Repeat the material below word for word and leave out all pictures.

(Data records)
-- start --
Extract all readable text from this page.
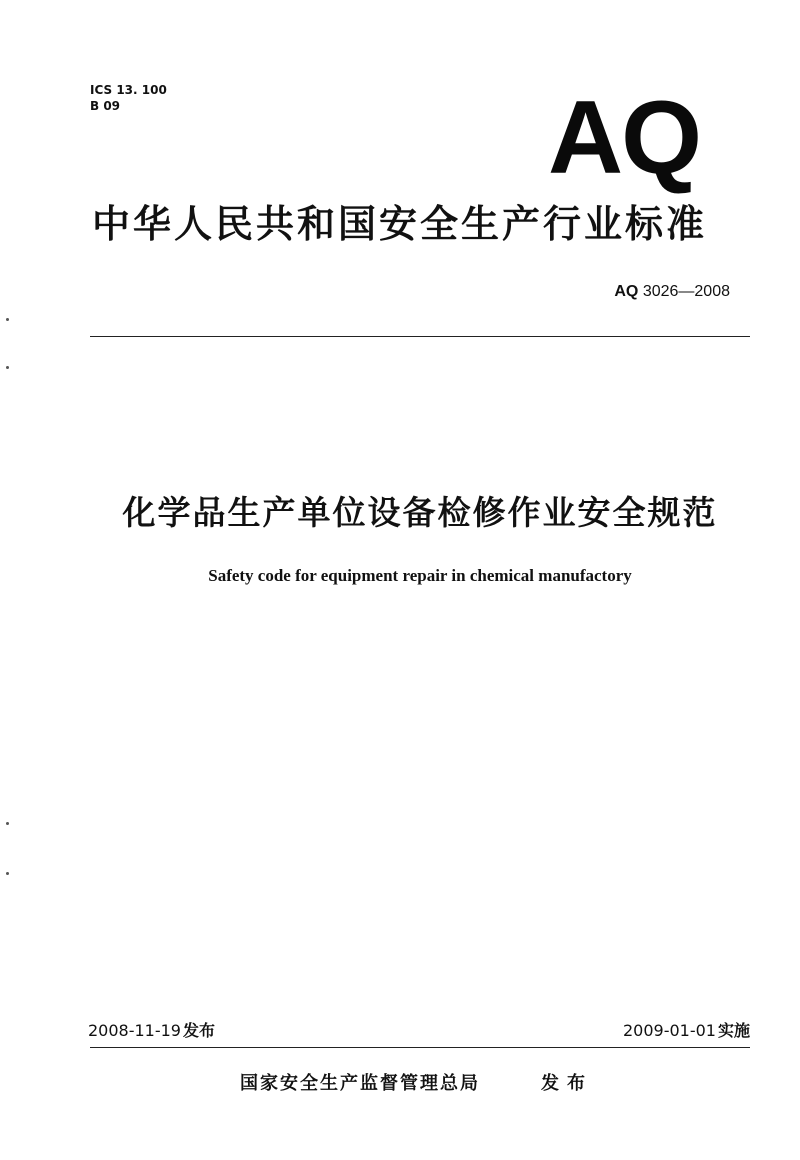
ICS 13. 100
B 09	AQ
中华人民共和国安全生产行业标准
AQ 3026—2008
化学品生产单位设备检修作业安全规范
Safety code for equipment repair in chemical manufactory
2008-11-19 发布	2009-01-01 实施
国家安全生产监督管理总局	发布
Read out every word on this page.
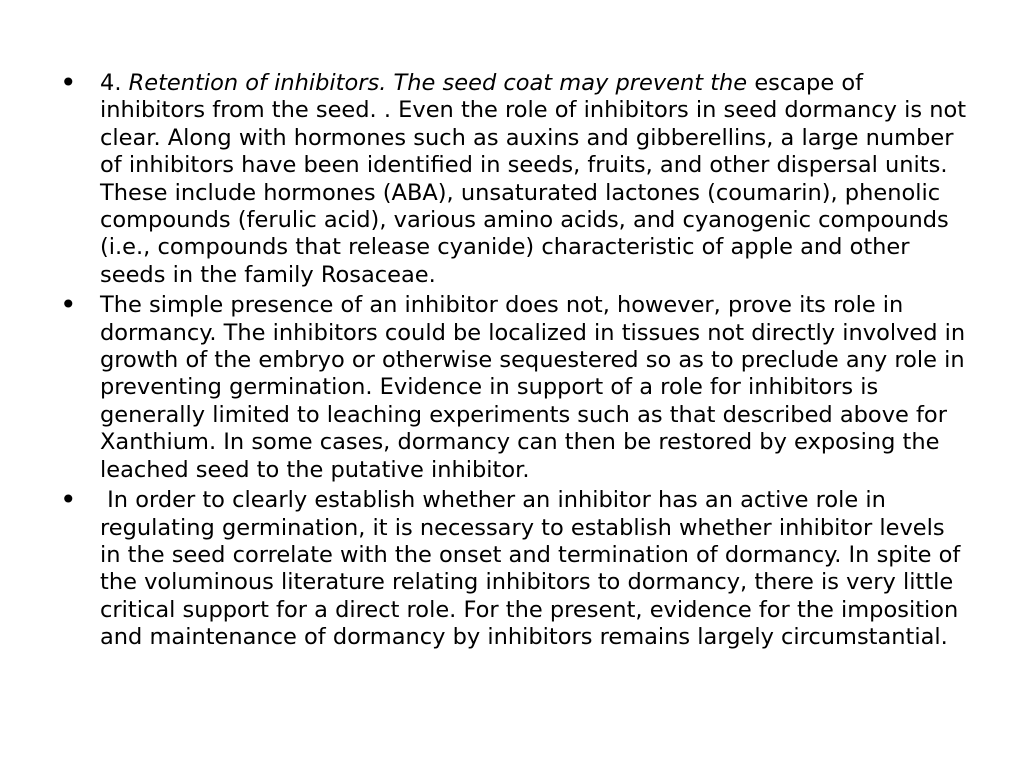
• 4. Retention of inhibitors. The seed coat may prevent the escape of inhibitors from the seed. . Even the role of inhibitors in seed dormancy is not clear. Along with hormones such as auxins and gibberellins, a large number of inhibitors have been identified in seeds, fruits, and other dispersal units. These include hormones (ABA), unsaturated lactones (coumarin), phenolic compounds (ferulic acid), various amino acids, and cyanogenic compounds (i.e., compounds that release cyanide) characteristic of apple and other seeds in the family Rosaceae.
• The simple presence of an inhibitor does not, however, prove its role in dormancy. The inhibitors could be localized in tissues not directly involved in growth of the embryo or otherwise sequestered so as to preclude any role in preventing germination. Evidence in support of a role for inhibitors is generally limited to leaching experiments such as that described above for Xanthium. In some cases, dormancy can then be restored by exposing the leached seed to the putative inhibitor.
• In order to clearly establish whether an inhibitor has an active role in regulating germination, it is necessary to establish whether inhibitor levels in the seed correlate with the onset and termination of dormancy. In spite of the voluminous literature relating inhibitors to dormancy, there is very little critical support for a direct role. For the present, evidence for the imposition and maintenance of dormancy by inhibitors remains largely circumstantial.
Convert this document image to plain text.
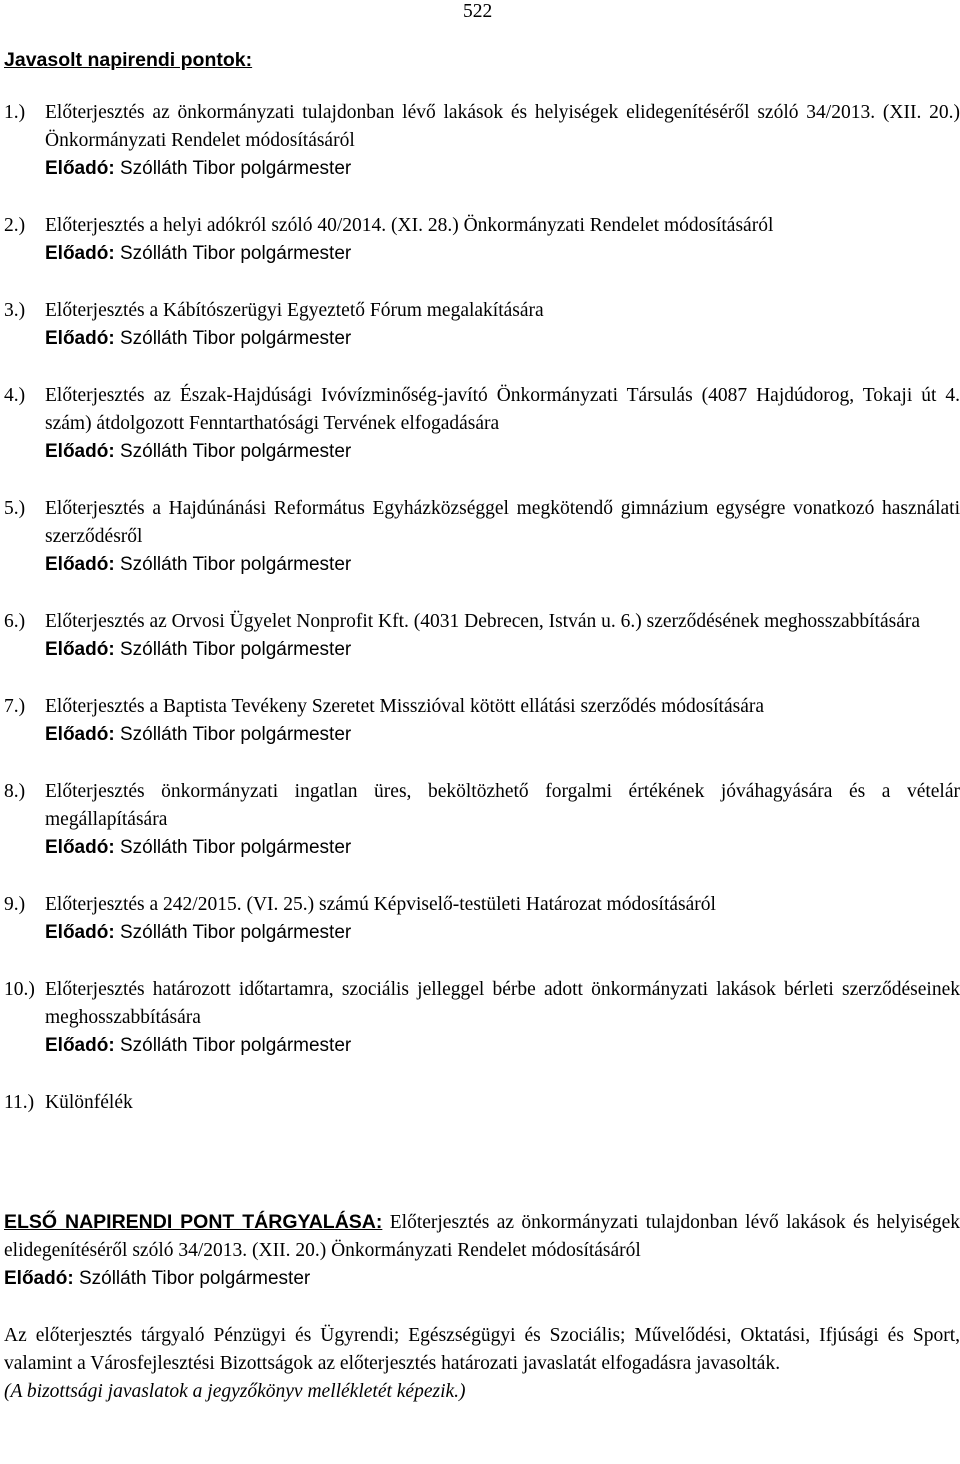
522
Javasolt napirendi pontok:
1.)	Előterjesztés az önkormányzati tulajdonban lévő lakások és helyiségek elidegenítéséről szóló 34/2013. (XII. 20.) Önkormányzati Rendelet módosításáról
Előadó: Szólláth Tibor polgármester
2.)	Előterjesztés a helyi adókról szóló 40/2014. (XI. 28.) Önkormányzati Rendelet módosításáról
Előadó: Szólláth Tibor polgármester
3.)	Előterjesztés a Kábítószerügyi Egyeztető Fórum megalakítására
Előadó: Szólláth Tibor polgármester
4.)	Előterjesztés az Észak-Hajdúsági Ivóvízminőség-javító Önkormányzati Társulás (4087 Hajdúdorog, Tokaji út 4. szám) átdolgozott Fenntarthatósági Tervének elfogadására
Előadó: Szólláth Tibor polgármester
5.)	Előterjesztés a Hajdúnánási Református Egyházközséggel megkötendő gimnázium egységre vonatkozó használati szerződésről
Előadó: Szólláth Tibor polgármester
6.)	Előterjesztés az Orvosi Ügyelet Nonprofit Kft. (4031 Debrecen, István u. 6.) szerződésének meghosszabbítására
Előadó: Szólláth Tibor polgármester
7.)	Előterjesztés a Baptista Tevékeny Szeretet Misszióval kötött ellátási szerződés módosítására
Előadó: Szólláth Tibor polgármester
8.)	Előterjesztés önkormányzati ingatlan üres, beköltözhető forgalmi értékének jóváhagyására és a vételár megállapítására
Előadó: Szólláth Tibor polgármester
9.)	Előterjesztés a 242/2015. (VI. 25.) számú Képviselő-testületi Határozat módosításáról
Előadó: Szólláth Tibor polgármester
10.) Előterjesztés határozott időtartamra, szociális jelleggel bérbe adott önkormányzati lakások bérleti szerződéseinek meghosszabbítására
Előadó: Szólláth Tibor polgármester
11.) Különfélék
ELSŐ NAPIRENDI PONT TÁRGYALÁSA: Előterjesztés az önkormányzati tulajdonban lévő lakások és helyiségek elidegenítéséről szóló 34/2013. (XII. 20.) Önkormányzati Rendelet módosításáról
Előadó: Szólláth Tibor polgármester
Az előterjesztés tárgyaló Pénzügyi és Ügyrendi; Egészségügyi és Szociális; Művelődési, Oktatási, Ifjúsági és Sport, valamint a Városfejlesztési Bizottságok az előterjesztés határozati javaslatát elfogadásra javasolták.
(A bizottsági javaslatok a jegyzőkönyv mellékletét képezik.)
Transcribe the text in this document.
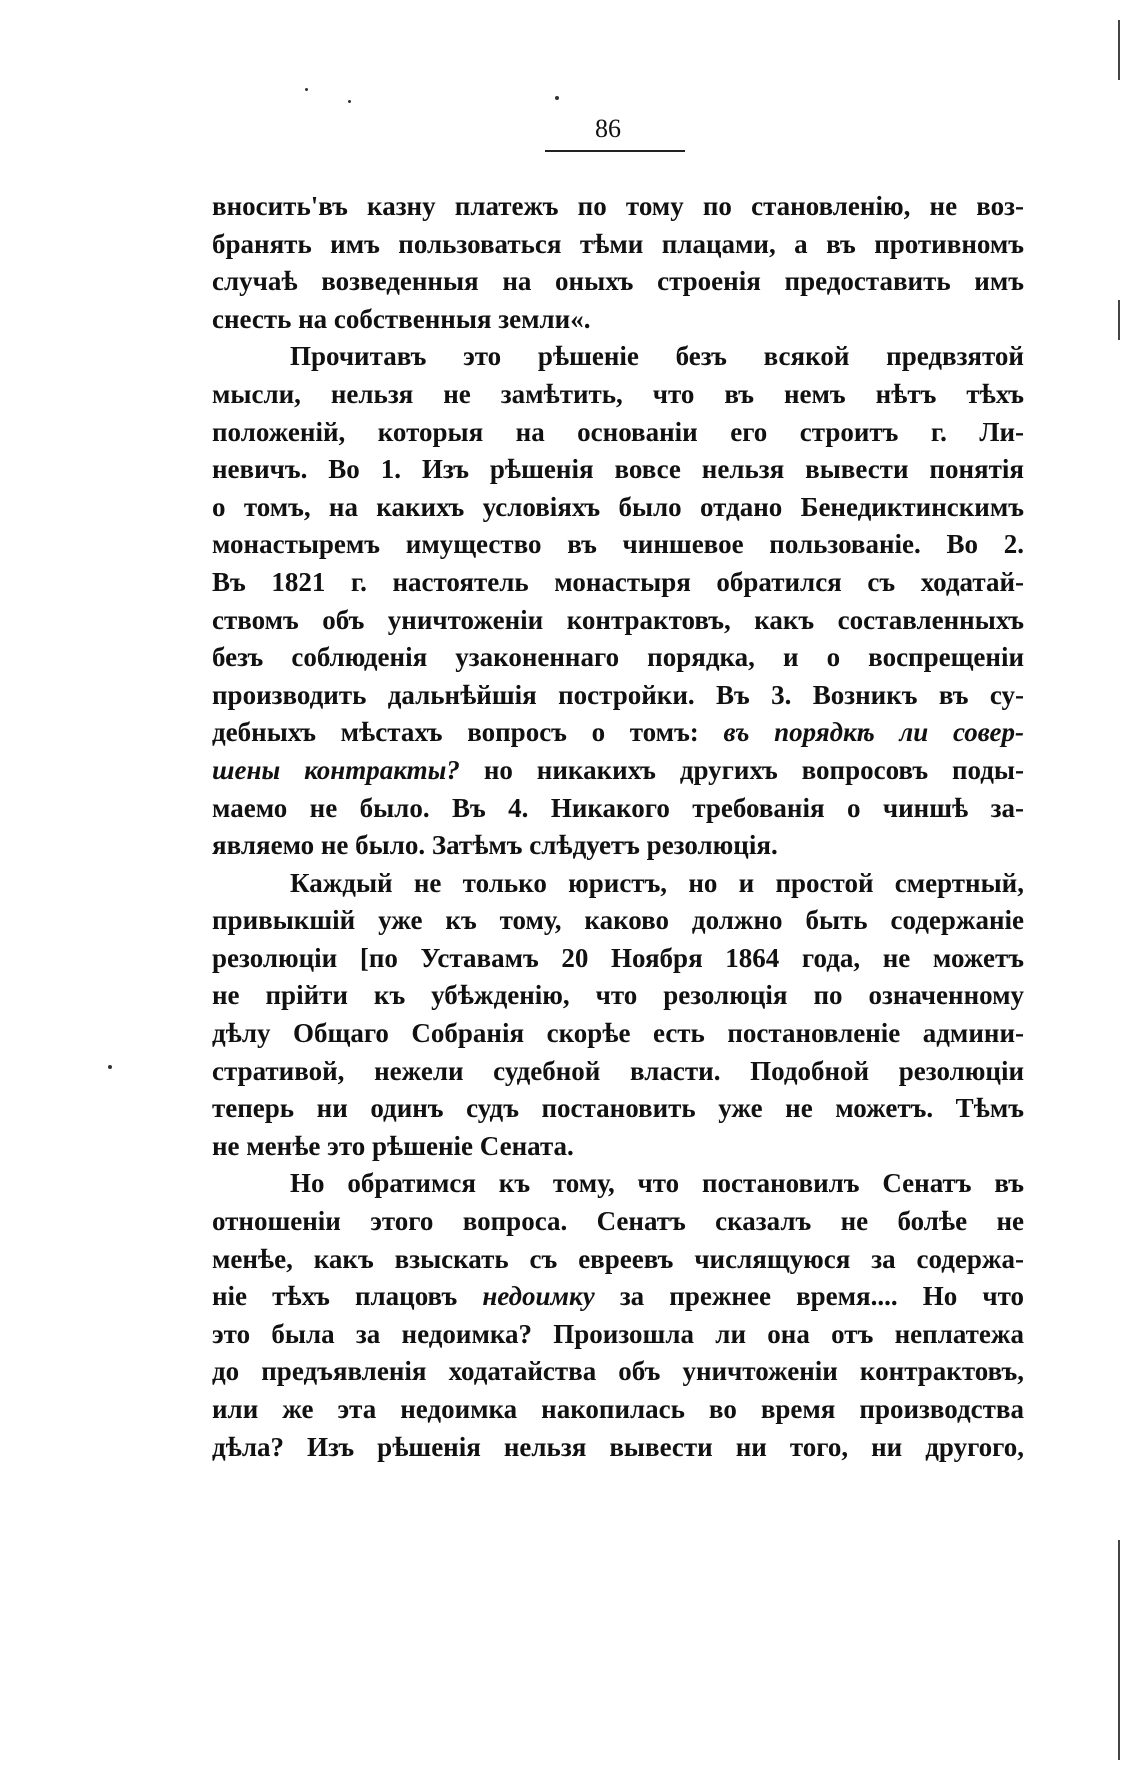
86
вносить'въ казну платежъ по тому по становленію, не воз-
бранять имъ пользоваться тѣми плацами, а въ противномъ
случаѣ возведенныя на оныхъ строенія предоставить имъ
снесть на собственныя земли«.
Прочитавъ это рѣшеніе безъ всякой предвзятой
мысли, нельзя не замѣтить, что въ немъ нѣтъ тѣхъ
положеній, которыя на основаніи его строитъ г. Ли-
невичъ. Во 1. Изъ рѣшенія вовсе нельзя вывести понятія
о томъ, на какихъ условіяхъ было отдано Бенедиктинскимъ
монастыремъ имущество въ чиншевое пользованіе. Во 2.
Въ 1821 г. настоятель монастыря обратился съ ходатай-
ствомъ объ уничтоженіи контрактовъ, какъ составленныхъ
безъ соблюденія узаконеннаго порядка, и о воспрещеніи
производить дальнѣйшія постройки. Въ 3. Возникъ въ су-
дебныхъ мѣстахъ вопросъ о томъ: въ порядкѣ ли совер-
шены контракты? но никакихъ другихъ вопросовъ поды-
маемо не было. Въ 4. Никакого требованія о чиншѣ за-
являемо не было. Затѣмъ слѣдуетъ резолюція.
Каждый не только юристъ, но и простой смертный,
привыкшій уже къ тому, каково должно быть содержаніе
резолюціи [по Уставамъ 20 Ноября 1864 года, не можетъ
не прійти къ убѣжденію, что резолюція по означенному
дѣлу Общаго Собранія скорѣе есть постановленіе админи-
стративой, нежели судебной власти. Подобной резолюціи
теперь ни одинъ судъ постановить уже не можетъ. Тѣмъ
не менѣе это рѣшеніе Сената.
Но обратимся къ тому, что постановилъ Сенатъ въ
отношеніи этого вопроса. Сенатъ сказалъ не болѣе не
менѣе, какъ взыскать съ евреевъ числящуюся за содержа-
ніе тѣхъ плацовъ недоимку за прежнее время.... Но что
это была за недоимка? Произошла ли она отъ неплатежа
до предъявленія ходатайства объ уничтоженіи контрактовъ,
или же эта недоимка накопилась во время производства
дѣла? Изъ рѣшенія нельзя вывести ни того, ни другого,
-- end --
» **EXERCISE RESPONSE**:
Extract all readable text from this page.
ICS 13. 100
B 09	AQ
中华人民共和国安全生产行业标准
AQ 3026—2008
化学品生产单位设备检修作业安全规范
Safety code for equipment repair in chemical manufactory
2008-11-19 发布	2009-01-01 实施
国家安全生产监督管理总局	发布
Read out every word on this page.
• 4. Retention of inhibitors. The seed coat may prevent the escape of inhibitors from the seed. . Even the role of inhibitors in seed dormancy is not clear. Along with hormones such as auxins and gibberellins, a large number of inhibitors have been identified in seeds, fruits, and other dispersal units. These include hormones (ABA), unsaturated lactones (coumarin), phenolic compounds (ferulic acid), various amino acids, and cyanogenic compounds (i.e., compounds that release cyanide) characteristic of apple and other seeds in the family Rosaceae.
• The simple presence of an inhibitor does not, however, prove its role in dormancy. The inhibitors could be localized in tissues not directly involved in growth of the embryo or otherwise sequestered so as to preclude any role in preventing germination. Evidence in support of a role for inhibitors is generally limited to leaching experiments such as that described above for Xanthium. In some cases, dormancy can then be restored by exposing the leached seed to the putative inhibitor.
• In order to clearly establish whether an inhibitor has an active role in regulating germination, it is necessary to establish whether inhibitor levels in the seed correlate with the onset and termination of dormancy. In spite of the voluminous literature relating inhibitors to dormancy, there is very little critical support for a direct role. For the present, evidence for the imposition and maintenance of dormancy by inhibitors remains largely circumstantial.
Convert this document image to plain text.
522
Javasolt napirendi pontok:
1.)	Előterjesztés az önkormányzati tulajdonban lévő lakások és helyiségek elidegenítéséről szóló 34/2013. (XII. 20.) Önkormányzati Rendelet módosításáról
Előadó: Szólláth Tibor polgármester
2.)	Előterjesztés a helyi adókról szóló 40/2014. (XI. 28.) Önkormányzati Rendelet módosításáról
Előadó: Szólláth Tibor polgármester
3.)	Előterjesztés a Kábítószerügyi Egyeztető Fórum megalakítására
Előadó: Szólláth Tibor polgármester
4.)	Előterjesztés az Észak-Hajdúsági Ivóvízminőség-javító Önkormányzati Társulás (4087 Hajdúdorog, Tokaji út 4. szám) átdolgozott Fenntarthatósági Tervének elfogadására
Előadó: Szólláth Tibor polgármester
5.)	Előterjesztés a Hajdúnánási Református Egyházközséggel megkötendő gimnázium egységre vonatkozó használati szerződésről
Előadó: Szólláth Tibor polgármester
6.)	Előterjesztés az Orvosi Ügyelet Nonprofit Kft. (4031 Debrecen, István u. 6.) szerződésének meghosszabbítására
Előadó: Szólláth Tibor polgármester
7.)	Előterjesztés a Baptista Tevékeny Szeretet Misszióval kötött ellátási szerződés módosítására
Előadó: Szólláth Tibor polgármester
8.)	Előterjesztés önkormányzati ingatlan üres, beköltözhető forgalmi értékének jóváhagyására és a vételár megállapítására
Előadó: Szólláth Tibor polgármester
9.)	Előterjesztés a 242/2015. (VI. 25.) számú Képviselő-testületi Határozat módosításáról
Előadó: Szólláth Tibor polgármester
10.) Előterjesztés határozott időtartamra, szociális jelleggel bérbe adott önkormányzati lakások bérleti szerződéseinek meghosszabbítására
Előadó: Szólláth Tibor polgármester
11.) Különfélék
ELSŐ NAPIRENDI PONT TÁRGYALÁSA: Előterjesztés az önkormányzati tulajdonban lévő lakások és helyiségek elidegenítéséről szóló 34/2013. (XII. 20.) Önkormányzati Rendelet módosításáról
Előadó: Szólláth Tibor polgármester
Az előterjesztés tárgyaló Pénzügyi és Ügyrendi; Egészségügyi és Szociális; Művelődési, Oktatási, Ifjúsági és Sport, valamint a Városfejlesztési Bizottságok az előterjesztés határozati javaslatát elfogadásra javasolták.
(A bizottsági javaslatok a jegyzőkönyv mellékletét képezik.)
Transcribe the text in this document.
86
вносить'въ казну платежъ по тому по становленію, не воз-
бранять имъ пользоваться тѣми плацами, а въ противномъ
случаѣ возведенныя на оныхъ строенія предоставить имъ
снесть на собственныя земли«.
Прочитавъ это рѣшеніе безъ всякой предвзятой
мысли, нельзя не замѣтить, что въ немъ нѣтъ тѣхъ
положеній, которыя на основаніи его строитъ г. Ли-
невичъ. Во 1. Изъ рѣшенія вовсе нельзя вывести понятія
о томъ, на какихъ условіяхъ было отдано Бенедиктинскимъ
монастыремъ имущество въ чиншевое пользованіе. Во 2.
Въ 1821 г. настоятель монастыря обратился съ ходатай-
ствомъ объ уничтоженіи контрактовъ, какъ составленныхъ
безъ соблюденія узаконеннаго порядка, и о воспрещеніи
производить дальнѣйшія постройки. Въ 3. Возникъ въ су-
дебныхъ мѣстахъ вопросъ о томъ: въ порядкѣ ли совер-
шены контракты? но никакихъ другихъ вопросовъ поды-
маемо не было. Въ 4. Никакого требованія о чиншѣ за-
являемо не было. Затѣмъ слѣдуетъ резолюція.
Каждый не только юристъ, но и простой смертный,
привыкшій уже къ тому, каково должно быть содержаніе
резолюціи [по Уставамъ 20 Ноября 1864 года, не можетъ
не прійти къ убѣжденію, что резолюція по означенному
дѣлу Общаго Собранія скорѣе есть постановленіе админи-
стративой, нежели судебной власти. Подобной резолюціи
теперь ни одинъ судъ постановить уже не можетъ. Тѣмъ
не менѣе это рѣшеніе Сената.
Но обратимся къ тому, что постановилъ Сенатъ въ
отношеніи этого вопроса. Сенатъ сказалъ не болѣе не
менѣе, какъ взыскать съ евреевъ числящуюся за содержа-
ніе тѣхъ плацовъ недоимку за прежнее время.... Но что
это была за недоимка? Произошла ли она отъ неплатежа
до предъявленія ходатайства объ уничтоженіи контрактовъ,
или же эта недоимка накопилась во время производства
дѣла? Изъ рѣшенія нельзя вывести ни того, ни другого,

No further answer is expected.